Stored dataset items:
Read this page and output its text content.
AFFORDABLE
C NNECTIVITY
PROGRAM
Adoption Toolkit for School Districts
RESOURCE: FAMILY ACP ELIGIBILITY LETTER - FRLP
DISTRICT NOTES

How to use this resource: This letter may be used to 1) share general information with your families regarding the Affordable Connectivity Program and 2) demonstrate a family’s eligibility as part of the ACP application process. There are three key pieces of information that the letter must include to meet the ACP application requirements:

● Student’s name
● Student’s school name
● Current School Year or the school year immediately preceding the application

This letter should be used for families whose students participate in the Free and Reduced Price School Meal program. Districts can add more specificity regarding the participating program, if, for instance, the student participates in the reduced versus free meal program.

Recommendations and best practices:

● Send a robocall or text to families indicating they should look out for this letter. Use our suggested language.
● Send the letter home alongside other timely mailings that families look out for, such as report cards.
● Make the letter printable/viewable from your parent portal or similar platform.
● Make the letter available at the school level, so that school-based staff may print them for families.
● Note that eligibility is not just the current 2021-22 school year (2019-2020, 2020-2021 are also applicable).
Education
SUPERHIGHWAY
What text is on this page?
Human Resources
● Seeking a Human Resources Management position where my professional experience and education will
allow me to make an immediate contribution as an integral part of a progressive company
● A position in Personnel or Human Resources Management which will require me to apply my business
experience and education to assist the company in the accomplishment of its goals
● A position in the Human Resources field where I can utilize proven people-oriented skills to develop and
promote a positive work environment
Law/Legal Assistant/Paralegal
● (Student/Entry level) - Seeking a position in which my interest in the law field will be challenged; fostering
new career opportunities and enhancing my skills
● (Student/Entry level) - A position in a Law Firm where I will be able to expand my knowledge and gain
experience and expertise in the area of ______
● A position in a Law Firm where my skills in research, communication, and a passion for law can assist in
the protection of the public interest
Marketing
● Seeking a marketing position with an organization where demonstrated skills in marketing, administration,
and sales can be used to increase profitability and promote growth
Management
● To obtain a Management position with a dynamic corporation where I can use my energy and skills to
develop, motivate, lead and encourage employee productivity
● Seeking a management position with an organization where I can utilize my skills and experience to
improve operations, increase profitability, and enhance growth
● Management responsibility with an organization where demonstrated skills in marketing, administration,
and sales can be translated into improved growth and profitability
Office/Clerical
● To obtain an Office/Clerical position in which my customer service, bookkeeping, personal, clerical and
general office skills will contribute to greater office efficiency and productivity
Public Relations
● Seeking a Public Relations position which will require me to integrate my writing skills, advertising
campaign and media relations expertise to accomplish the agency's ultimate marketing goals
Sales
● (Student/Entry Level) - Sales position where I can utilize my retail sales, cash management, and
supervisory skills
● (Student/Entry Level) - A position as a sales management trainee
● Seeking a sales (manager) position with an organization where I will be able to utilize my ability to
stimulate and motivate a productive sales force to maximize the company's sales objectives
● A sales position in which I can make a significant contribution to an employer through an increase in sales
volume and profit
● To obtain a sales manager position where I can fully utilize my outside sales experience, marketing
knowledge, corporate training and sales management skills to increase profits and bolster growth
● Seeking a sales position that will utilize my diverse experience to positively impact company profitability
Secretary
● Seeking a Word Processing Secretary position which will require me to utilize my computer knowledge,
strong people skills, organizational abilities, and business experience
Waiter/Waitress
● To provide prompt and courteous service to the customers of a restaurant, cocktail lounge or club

_OBJECTIVE_
Each line that has the word "Send" should be copied.

_RESULT_
● Send a robocall or text to families indicating they should look out for this letter. Use our suggested language.
● Send the letter home alongside other timely mailings that families look out for, such as report cards.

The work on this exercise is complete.